▶ Instructions to follow:
Pick out each line below containing "type".

Rows from a figure dataset:
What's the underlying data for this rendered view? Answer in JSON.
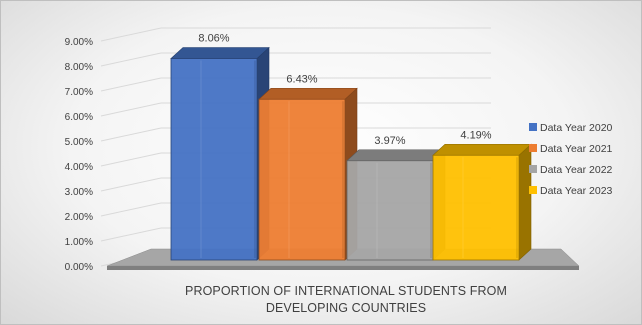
{
  "chart_data": {
    "type": "bar",
    "categories": [
      "PROPORTION OF INTERNATIONAL STUDENTS FROM",
      "DEVELOPING COUNTRIES"
    ],
    "series": [
      {
        "name": "Data Year 2020",
        "value": 8.06,
        "label": "8.06%",
        "color": "#4472c4"
      },
      {
        "name": "Data Year 2021",
        "value": 6.43,
        "label": "6.43%",
        "color": "#ed7d31"
      },
      {
        "name": "Data Year 2022",
        "value": 3.97,
        "label": "3.97%",
        "color": "#a5a5a5"
      },
      {
        "name": "Data Year 2023",
        "value": 4.19,
        "label": "4.19%",
        "color": "#ffc000"
      }
    ],
    "ylim": [
      0,
      9
    ],
    "yticks": [
      "0.00%",
      "1.00%",
      "2.00%",
      "3.00%",
      "4.00%",
      "5.00%",
      "6.00%",
      "7.00%",
      "8.00%",
      "9.00%"
    ],
    "legend_position": "right",
    "grid": true,
    "style": "3d-column"
  }
}
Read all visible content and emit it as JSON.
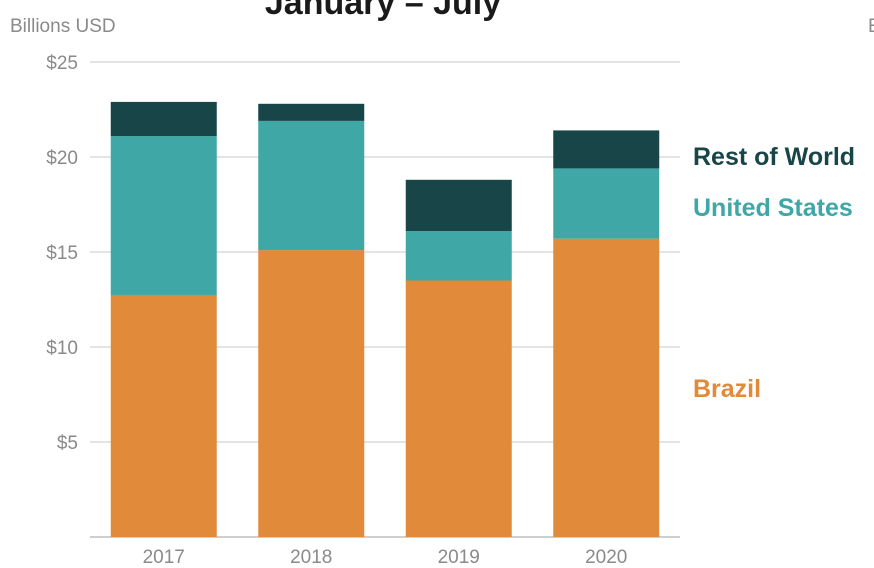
{
  "chart_data": {
    "type": "bar",
    "stacked": true,
    "title": "January – July",
    "ylabel": "Billions USD",
    "xlabel": "",
    "categories": [
      "2017",
      "2018",
      "2019",
      "2020"
    ],
    "ylim": [
      0,
      25
    ],
    "yticks": [
      5,
      10,
      15,
      20,
      25
    ],
    "ytick_labels": [
      "$5",
      "$10",
      "$15",
      "$20",
      "$25"
    ],
    "grid": true,
    "legend_position": "right",
    "series": [
      {
        "name": "Brazil",
        "color": "#e08a3a",
        "values": [
          12.7,
          15.1,
          13.5,
          15.7
        ]
      },
      {
        "name": "United States",
        "color": "#3fa7a5",
        "values": [
          8.4,
          6.8,
          2.6,
          3.7
        ]
      },
      {
        "name": "Rest of World",
        "color": "#174548",
        "values": [
          1.8,
          0.9,
          2.7,
          2.0
        ]
      }
    ],
    "edge_text": "E"
  }
}
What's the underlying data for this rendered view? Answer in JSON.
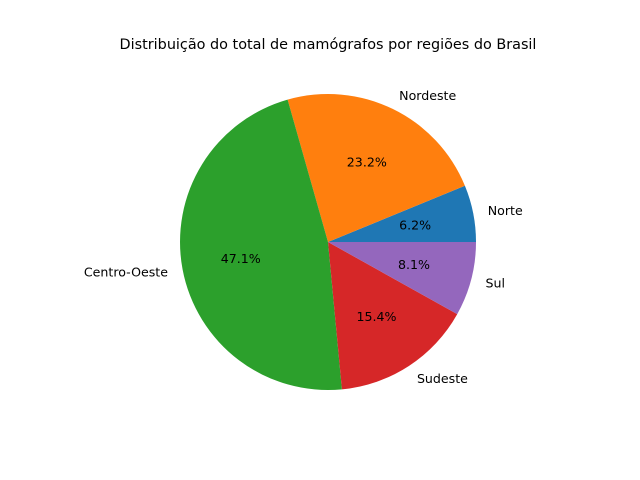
{
  "chart_data": {
    "type": "pie",
    "title": "Distribuição do total de mamógrafos por regiões do Brasil",
    "categories": [
      "Norte",
      "Nordeste",
      "Centro-Oeste",
      "Sudeste",
      "Sul"
    ],
    "values": [
      6.2,
      23.2,
      47.1,
      15.4,
      8.1
    ],
    "percent_labels": [
      "6.2%",
      "23.2%",
      "47.1%",
      "15.4%",
      "8.1%"
    ],
    "colors": [
      "#1f77b4",
      "#ff7f0e",
      "#2ca02c",
      "#d62728",
      "#9467bd"
    ],
    "start_angle_deg": 0,
    "direction": "counterclockwise",
    "legend": "none"
  }
}
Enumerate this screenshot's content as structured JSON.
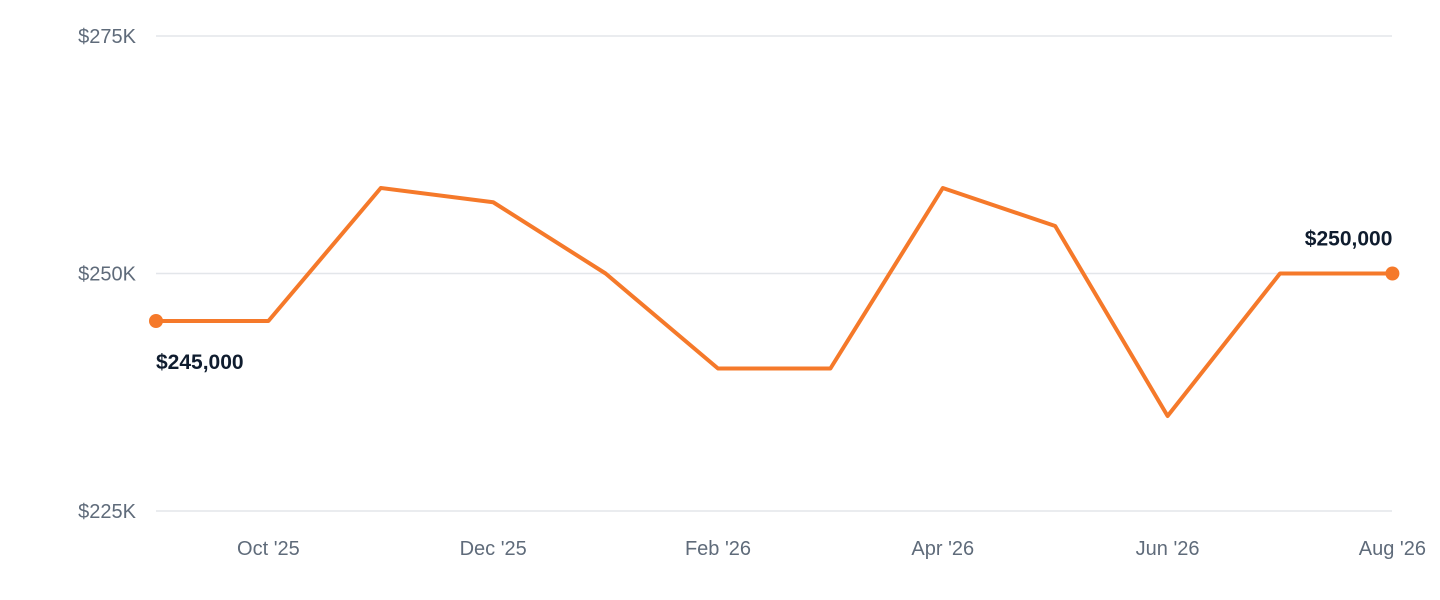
{
  "chart_data": {
    "type": "line",
    "title": "",
    "xlabel": "",
    "ylabel": "",
    "ylim": [
      225000,
      275000
    ],
    "yticks": [
      {
        "value": 225000,
        "label": "$225K"
      },
      {
        "value": 250000,
        "label": "$250K"
      },
      {
        "value": 275000,
        "label": "$275K"
      }
    ],
    "xticks": [
      {
        "x": "2025-10",
        "label": "Oct '25"
      },
      {
        "x": "2025-12",
        "label": "Dec '25"
      },
      {
        "x": "2026-02",
        "label": "Feb '26"
      },
      {
        "x": "2026-04",
        "label": "Apr '26"
      },
      {
        "x": "2026-06",
        "label": "Jun '26"
      },
      {
        "x": "2026-08",
        "label": "Aug '26"
      }
    ],
    "grid": true,
    "legend": "none",
    "series": [
      {
        "color": "#f5792a",
        "x": [
          "2025-09",
          "2025-10",
          "2025-11",
          "2025-12",
          "2026-01",
          "2026-02",
          "2026-03",
          "2026-04",
          "2026-05",
          "2026-06",
          "2026-07",
          "2026-08"
        ],
        "values": [
          245000,
          245000,
          259000,
          257500,
          250000,
          240000,
          240000,
          259000,
          255000,
          235000,
          250000,
          250000
        ]
      }
    ],
    "annotations": [
      {
        "x": "2025-09",
        "value": 245000,
        "label": "$245,000",
        "position": "below"
      },
      {
        "x": "2026-08",
        "value": 250000,
        "label": "$250,000",
        "position": "above"
      }
    ]
  }
}
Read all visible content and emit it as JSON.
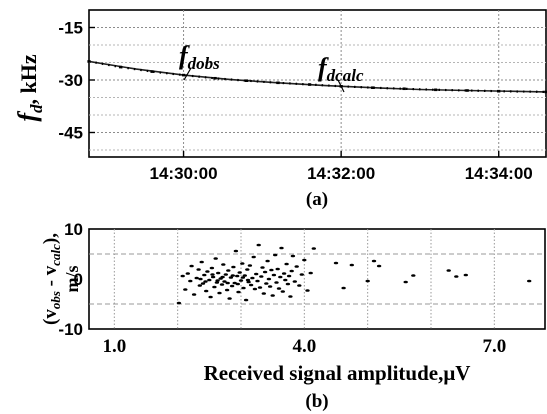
{
  "chart_data": [
    {
      "type": "line",
      "panel_label": "(a)",
      "ylabel_main": "f",
      "ylabel_sub": "d",
      "ylabel_unit": ", kHz",
      "ylim": [
        -52,
        -10
      ],
      "yticks": [
        "-15",
        "-30",
        "-45"
      ],
      "ytick_values": [
        -15,
        -30,
        -45
      ],
      "xlim_minutes": [
        28.8,
        34.6
      ],
      "xticks": [
        "14:30:00",
        "14:32:00",
        "14:34:00"
      ],
      "xtick_values_minutes": [
        30,
        32,
        34
      ],
      "grid": true,
      "series": [
        {
          "name": "f_dobs",
          "x": [
            28.8,
            29.2,
            29.6,
            30.0,
            30.4,
            30.8,
            31.2,
            31.6,
            32.0,
            32.4,
            32.8,
            33.2,
            33.6,
            34.0,
            34.6
          ],
          "y": [
            -24.7,
            -26.3,
            -27.6,
            -28.6,
            -29.5,
            -30.2,
            -30.8,
            -31.3,
            -31.8,
            -32.2,
            -32.5,
            -32.8,
            -33.0,
            -33.2,
            -33.4
          ]
        },
        {
          "name": "f_dcalc",
          "x": [
            28.8,
            29.4,
            30.0,
            30.6,
            31.2,
            31.8,
            32.4,
            33.0,
            33.6,
            34.6
          ],
          "y": [
            -24.7,
            -26.9,
            -28.6,
            -29.9,
            -30.8,
            -31.6,
            -32.2,
            -32.7,
            -33.0,
            -33.4
          ]
        }
      ],
      "annotations": [
        {
          "base": "f",
          "sub": "dobs"
        },
        {
          "base": "f",
          "sub": "dcalc"
        }
      ]
    },
    {
      "type": "scatter",
      "panel_label": "(b)",
      "ylabel_open": "(v",
      "ylabel_sub1": "obs",
      "ylabel_mid": " - v",
      "ylabel_sub2": "calc",
      "ylabel_close": "),",
      "ylabel_unit": "m/s",
      "xlabel": "Received signal amplitude,μV",
      "xlim": [
        0.6,
        7.8
      ],
      "ylim": [
        -10,
        10
      ],
      "xticks": [
        "1.0",
        "4.0",
        "7.0"
      ],
      "xtick_values": [
        1.0,
        4.0,
        7.0
      ],
      "yticks": [
        "10",
        "0",
        "-10"
      ],
      "ytick_values": [
        10,
        0,
        -10
      ],
      "grid": true,
      "points": [
        [
          2.02,
          -4.8
        ],
        [
          2.08,
          0.6
        ],
        [
          2.12,
          -2.1
        ],
        [
          2.16,
          1.1
        ],
        [
          2.2,
          -0.4
        ],
        [
          2.22,
          2.6
        ],
        [
          2.26,
          -3.1
        ],
        [
          2.3,
          0.2
        ],
        [
          2.33,
          1.9
        ],
        [
          2.35,
          -1.3
        ],
        [
          2.38,
          3.4
        ],
        [
          2.4,
          -0.9
        ],
        [
          2.42,
          0.8
        ],
        [
          2.45,
          -2.4
        ],
        [
          2.47,
          1.5
        ],
        [
          2.5,
          -0.2
        ],
        [
          2.52,
          -3.6
        ],
        [
          2.54,
          2.2
        ],
        [
          2.56,
          0.4
        ],
        [
          2.58,
          -1.6
        ],
        [
          2.6,
          4.1
        ],
        [
          2.62,
          -0.7
        ],
        [
          2.64,
          1.2
        ],
        [
          2.66,
          -2.8
        ],
        [
          2.68,
          0.1
        ],
        [
          2.7,
          -1.1
        ],
        [
          2.72,
          2.9
        ],
        [
          2.74,
          -0.5
        ],
        [
          2.76,
          0.9
        ],
        [
          2.78,
          -2.2
        ],
        [
          2.8,
          1.7
        ],
        [
          2.82,
          -3.9
        ],
        [
          2.84,
          0.3
        ],
        [
          2.86,
          -1.4
        ],
        [
          2.88,
          2.4
        ],
        [
          2.9,
          -0.8
        ],
        [
          2.92,
          5.6
        ],
        [
          2.94,
          0.6
        ],
        [
          2.96,
          -2.6
        ],
        [
          2.98,
          1.3
        ],
        [
          3.0,
          -0.3
        ],
        [
          3.02,
          3.1
        ],
        [
          3.04,
          -1.8
        ],
        [
          3.06,
          0.7
        ],
        [
          3.08,
          -4.2
        ],
        [
          3.1,
          1.9
        ],
        [
          3.12,
          -0.6
        ],
        [
          3.14,
          2.7
        ],
        [
          3.16,
          -1.2
        ],
        [
          3.18,
          0.2
        ],
        [
          3.2,
          4.4
        ],
        [
          3.22,
          -2.0
        ],
        [
          3.24,
          1.0
        ],
        [
          3.26,
          -0.4
        ],
        [
          3.28,
          6.8
        ],
        [
          3.3,
          -1.7
        ],
        [
          3.32,
          0.5
        ],
        [
          3.34,
          2.3
        ],
        [
          3.36,
          -2.9
        ],
        [
          3.38,
          1.4
        ],
        [
          3.4,
          -0.9
        ],
        [
          3.42,
          3.6
        ],
        [
          3.44,
          0.0
        ],
        [
          3.46,
          -1.5
        ],
        [
          3.48,
          1.8
        ],
        [
          3.5,
          -3.3
        ],
        [
          3.52,
          0.8
        ],
        [
          3.54,
          4.8
        ],
        [
          3.56,
          -0.7
        ],
        [
          3.58,
          2.0
        ],
        [
          3.6,
          -1.9
        ],
        [
          3.62,
          0.4
        ],
        [
          3.64,
          6.2
        ],
        [
          3.66,
          -2.5
        ],
        [
          3.68,
          1.1
        ],
        [
          3.7,
          -0.2
        ],
        [
          3.72,
          3.0
        ],
        [
          3.74,
          -1.0
        ],
        [
          3.76,
          0.6
        ],
        [
          3.78,
          -3.5
        ],
        [
          3.8,
          1.6
        ],
        [
          3.82,
          4.6
        ],
        [
          3.85,
          -0.5
        ],
        [
          3.88,
          2.5
        ],
        [
          3.92,
          -1.3
        ],
        [
          3.96,
          0.9
        ],
        [
          4.0,
          3.8
        ],
        [
          4.05,
          -2.3
        ],
        [
          4.1,
          1.2
        ],
        [
          4.15,
          6.1
        ],
        [
          2.36,
          0.0
        ],
        [
          2.44,
          -0.5
        ],
        [
          2.55,
          0.9
        ],
        [
          2.63,
          -0.3
        ],
        [
          2.71,
          0.4
        ],
        [
          2.79,
          -0.8
        ],
        [
          2.87,
          0.7
        ],
        [
          2.95,
          -1.0
        ],
        [
          3.03,
          0.3
        ],
        [
          3.11,
          -0.2
        ],
        [
          4.5,
          3.2
        ],
        [
          4.62,
          -1.8
        ],
        [
          4.75,
          2.8
        ],
        [
          5.0,
          -0.4
        ],
        [
          5.1,
          3.6
        ],
        [
          5.18,
          2.6
        ],
        [
          5.6,
          -0.6
        ],
        [
          5.72,
          0.7
        ],
        [
          6.28,
          1.7
        ],
        [
          6.4,
          0.5
        ],
        [
          6.55,
          0.8
        ],
        [
          7.55,
          -0.4
        ]
      ]
    }
  ]
}
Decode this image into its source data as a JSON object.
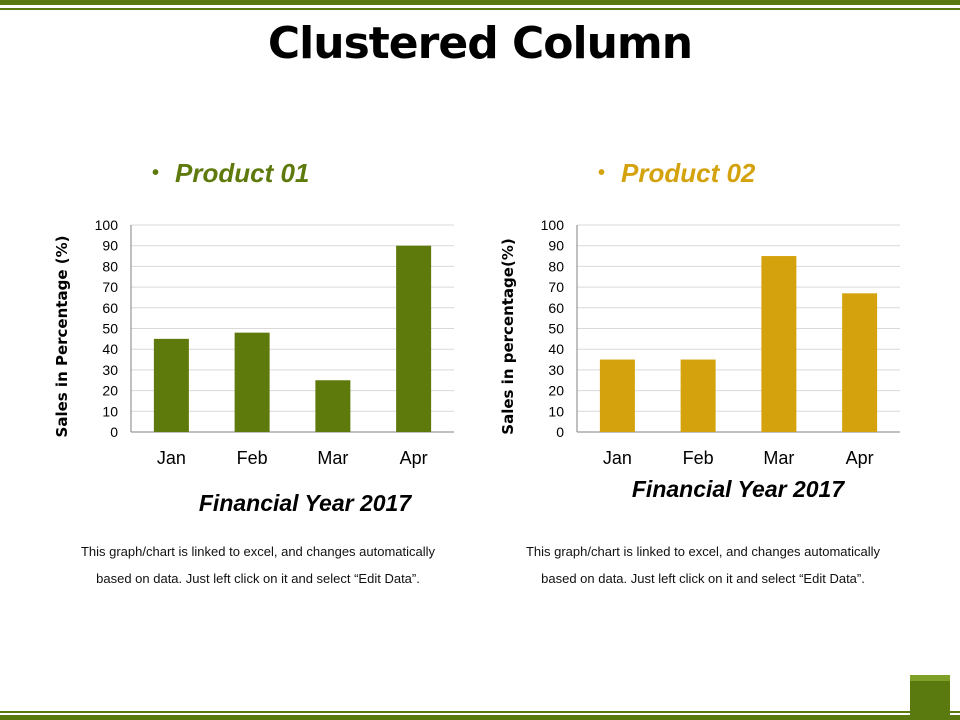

▶ Solution for this problem:
    "type": "bar",
    "type": "bar",
    "type": "pie",
    "type": "line",
      "type": "line",
      "type": "scatter",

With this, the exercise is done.